Work to do:
All of the lines below are to be printed again exactly; images are excluded from the output.

Exercise material:
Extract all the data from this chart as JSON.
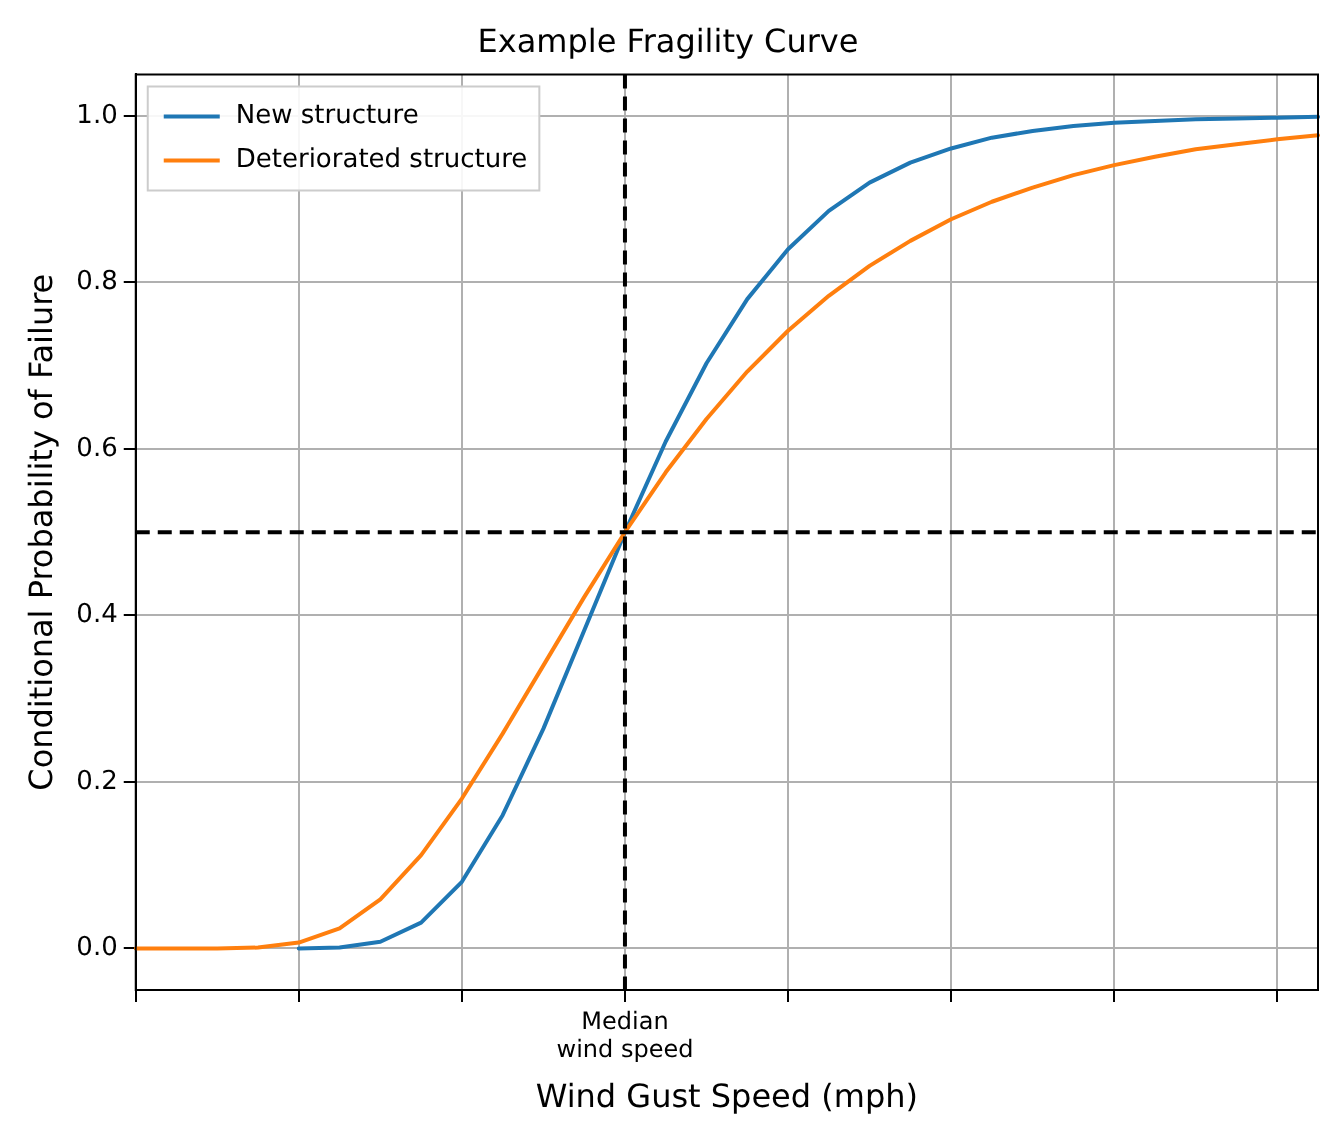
{
  "chart_data": {
    "type": "line",
    "title": "Example Fragility Curve",
    "xlabel": "Wind Gust Speed (mph)",
    "ylabel": "Conditional Probability of Failure",
    "categories": [
      null,
      null,
      null,
      null,
      null,
      null,
      null,
      null,
      null,
      null,
      null,
      null,
      "Median\nwind speed",
      null,
      null,
      null,
      null,
      null,
      null,
      null,
      null,
      null,
      null,
      null,
      null,
      null,
      null,
      null,
      null,
      null
    ],
    "series": [
      {
        "name": "New structure",
        "color": "#1f77b4",
        "values": [
          null,
          null,
          null,
          null,
          0,
          0.001,
          0.008,
          0.031,
          0.08,
          0.16,
          0.264,
          0.382,
          0.5,
          0.609,
          0.703,
          0.78,
          0.84,
          0.886,
          0.92,
          0.944,
          0.961,
          0.974,
          0.982,
          0.988,
          0.992,
          0.994,
          0.996,
          0.997,
          0.998,
          0.999
        ]
      },
      {
        "name": "Deteriorated structure",
        "color": "#ff7f0e",
        "values": [
          0,
          0,
          0,
          0.001,
          0.007,
          0.024,
          0.059,
          0.112,
          0.18,
          0.258,
          0.34,
          0.422,
          0.5,
          0.572,
          0.636,
          0.693,
          0.742,
          0.784,
          0.82,
          0.85,
          0.876,
          0.897,
          0.914,
          0.929,
          0.941,
          0.951,
          0.96,
          0.966,
          0.972,
          0.977
        ]
      }
    ],
    "ylim": [
      -0.05,
      1.05
    ],
    "yticks": [
      {
        "value": 0,
        "label": "0.0"
      },
      {
        "value": 0.2,
        "label": "0.2"
      },
      {
        "value": 0.4,
        "label": "0.4"
      },
      {
        "value": 0.6,
        "label": "0.6"
      },
      {
        "value": 0.8,
        "label": "0.8"
      },
      {
        "value": 1,
        "label": "1.0"
      }
    ],
    "ref_lines": [
      {
        "axis": "x",
        "value": "Median\nwind speed",
        "color": "#000000",
        "line_style": "dashed"
      },
      {
        "axis": "y",
        "value": 0.5,
        "color": "#000000",
        "line_style": "dashed"
      }
    ],
    "grid": true,
    "legend": "top left",
    "marker": "none",
    "line_style": "solid"
  }
}
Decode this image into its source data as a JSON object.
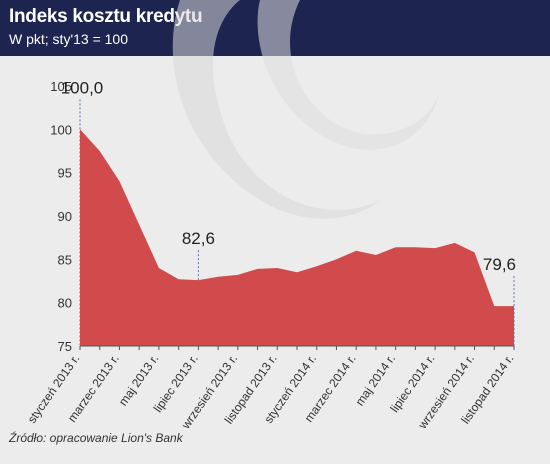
{
  "header": {
    "title": "Indeks kosztu kredytu",
    "subtitle": "W pkt; sty'13 = 100"
  },
  "source": "Źródło: opracowanie Lion's Bank",
  "colors": {
    "header_bg": "#1d2450",
    "area_fill": "#d24b4c",
    "background": "#ececec",
    "guide_line": "#5b6fb0"
  },
  "chart_data": {
    "type": "area",
    "title": "Indeks kosztu kredytu",
    "ylabel": "",
    "xlabel": "",
    "ylim": [
      75,
      105
    ],
    "yticks": [
      75,
      80,
      85,
      90,
      95,
      100,
      105
    ],
    "grid": false,
    "x": [
      "styczeń 2013 r.",
      "luty 2013 r.",
      "marzec 2013 r.",
      "kwiecień 2013 r.",
      "maj 2013 r.",
      "czerwiec 2013 r.",
      "lipiec 2013 r.",
      "sierpień 2013 r.",
      "wrzesień 2013 r.",
      "październik 2013 r.",
      "listopad 2013 r.",
      "grudzień 2013 r.",
      "styczeń 2014 r.",
      "luty 2014 r.",
      "marzec 2014 r.",
      "kwiecień 2014 r.",
      "maj 2014 r.",
      "czerwiec 2014 r.",
      "lipiec 2014 r.",
      "sierpień 2014 r.",
      "wrzesień 2014 r.",
      "październik 2014 r.",
      "listopad 2014 r."
    ],
    "values": [
      100.0,
      97.5,
      94.0,
      89.0,
      84.0,
      82.7,
      82.6,
      83.0,
      83.2,
      83.9,
      84.0,
      83.5,
      84.2,
      85.0,
      86.0,
      85.5,
      86.4,
      86.4,
      86.3,
      86.9,
      85.8,
      79.6,
      79.6
    ],
    "visible_tick_labels": [
      "styczeń 2013 r.",
      "marzec 2013 r.",
      "maj 2013 r.",
      "lipiec 2013 r.",
      "wrzesień 2013 r.",
      "listopad 2013 r.",
      "styczeń 2014 r.",
      "marzec 2014 r.",
      "maj 2014 r.",
      "lipiec 2014 r.",
      "wrzesień 2014 r.",
      "listopad 2014 r."
    ],
    "annotations": [
      {
        "label": "100,0",
        "x": "styczeń 2013 r.",
        "value": 100.0
      },
      {
        "label": "82,6",
        "x": "lipiec 2013 r.",
        "value": 82.6
      },
      {
        "label": "79,6",
        "x": "listopad 2014 r.",
        "value": 79.6
      }
    ]
  }
}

Answer for the task:
Extract all the data from this chart as JSON.
{
  "chart_data": {
    "type": "line",
    "title": "Example Fragility Curve",
    "xlabel": "Wind Gust Speed (mph)",
    "ylabel": "Conditional Probability of Failure",
    "categories": [
      null,
      null,
      null,
      null,
      null,
      null,
      null,
      null,
      null,
      null,
      null,
      null,
      "Median\nwind speed",
      null,
      null,
      null,
      null,
      null,
      null,
      null,
      null,
      null,
      null,
      null,
      null,
      null,
      null,
      null,
      null,
      null
    ],
    "series": [
      {
        "name": "New structure",
        "color": "#1f77b4",
        "values": [
          null,
          null,
          null,
          null,
          0,
          0.001,
          0.008,
          0.031,
          0.08,
          0.16,
          0.264,
          0.382,
          0.5,
          0.609,
          0.703,
          0.78,
          0.84,
          0.886,
          0.92,
          0.944,
          0.961,
          0.974,
          0.982,
          0.988,
          0.992,
          0.994,
          0.996,
          0.997,
          0.998,
          0.999
        ]
      },
      {
        "name": "Deteriorated structure",
        "color": "#ff7f0e",
        "values": [
          0,
          0,
          0,
          0.001,
          0.007,
          0.024,
          0.059,
          0.112,
          0.18,
          0.258,
          0.34,
          0.422,
          0.5,
          0.572,
          0.636,
          0.693,
          0.742,
          0.784,
          0.82,
          0.85,
          0.876,
          0.897,
          0.914,
          0.929,
          0.941,
          0.951,
          0.96,
          0.966,
          0.972,
          0.977
        ]
      }
    ],
    "ylim": [
      -0.05,
      1.05
    ],
    "yticks": [
      {
        "value": 0,
        "label": "0.0"
      },
      {
        "value": 0.2,
        "label": "0.2"
      },
      {
        "value": 0.4,
        "label": "0.4"
      },
      {
        "value": 0.6,
        "label": "0.6"
      },
      {
        "value": 0.8,
        "label": "0.8"
      },
      {
        "value": 1,
        "label": "1.0"
      }
    ],
    "ref_lines": [
      {
        "axis": "x",
        "value": "Median\nwind speed",
        "color": "#000000",
        "line_style": "dashed"
      },
      {
        "axis": "y",
        "value": 0.5,
        "color": "#000000",
        "line_style": "dashed"
      }
    ],
    "grid": true,
    "legend": "top left",
    "marker": "none",
    "line_style": "solid"
  }
}
Decode this image into its source data as a JSON object.
{
  "header": {
    "title": "Indeks kosztu kredytu",
    "subtitle": "W pkt; sty'13 = 100"
  },
  "source": "Źródło: opracowanie Lion's Bank",
  "colors": {
    "header_bg": "#1d2450",
    "area_fill": "#d24b4c",
    "background": "#ececec",
    "guide_line": "#5b6fb0"
  },
  "chart_data": {
    "type": "area",
    "title": "Indeks kosztu kredytu",
    "ylabel": "",
    "xlabel": "",
    "ylim": [
      75,
      105
    ],
    "yticks": [
      75,
      80,
      85,
      90,
      95,
      100,
      105
    ],
    "grid": false,
    "x": [
      "styczeń 2013 r.",
      "luty 2013 r.",
      "marzec 2013 r.",
      "kwiecień 2013 r.",
      "maj 2013 r.",
      "czerwiec 2013 r.",
      "lipiec 2013 r.",
      "sierpień 2013 r.",
      "wrzesień 2013 r.",
      "październik 2013 r.",
      "listopad 2013 r.",
      "grudzień 2013 r.",
      "styczeń 2014 r.",
      "luty 2014 r.",
      "marzec 2014 r.",
      "kwiecień 2014 r.",
      "maj 2014 r.",
      "czerwiec 2014 r.",
      "lipiec 2014 r.",
      "sierpień 2014 r.",
      "wrzesień 2014 r.",
      "październik 2014 r.",
      "listopad 2014 r."
    ],
    "values": [
      100.0,
      97.5,
      94.0,
      89.0,
      84.0,
      82.7,
      82.6,
      83.0,
      83.2,
      83.9,
      84.0,
      83.5,
      84.2,
      85.0,
      86.0,
      85.5,
      86.4,
      86.4,
      86.3,
      86.9,
      85.8,
      79.6,
      79.6
    ],
    "visible_tick_labels": [
      "styczeń 2013 r.",
      "marzec 2013 r.",
      "maj 2013 r.",
      "lipiec 2013 r.",
      "wrzesień 2013 r.",
      "listopad 2013 r.",
      "styczeń 2014 r.",
      "marzec 2014 r.",
      "maj 2014 r.",
      "lipiec 2014 r.",
      "wrzesień 2014 r.",
      "listopad 2014 r."
    ],
    "annotations": [
      {
        "label": "100,0",
        "x": "styczeń 2013 r.",
        "value": 100.0
      },
      {
        "label": "82,6",
        "x": "lipiec 2013 r.",
        "value": 82.6
      },
      {
        "label": "79,6",
        "x": "listopad 2014 r.",
        "value": 79.6
      }
    ]
  }
}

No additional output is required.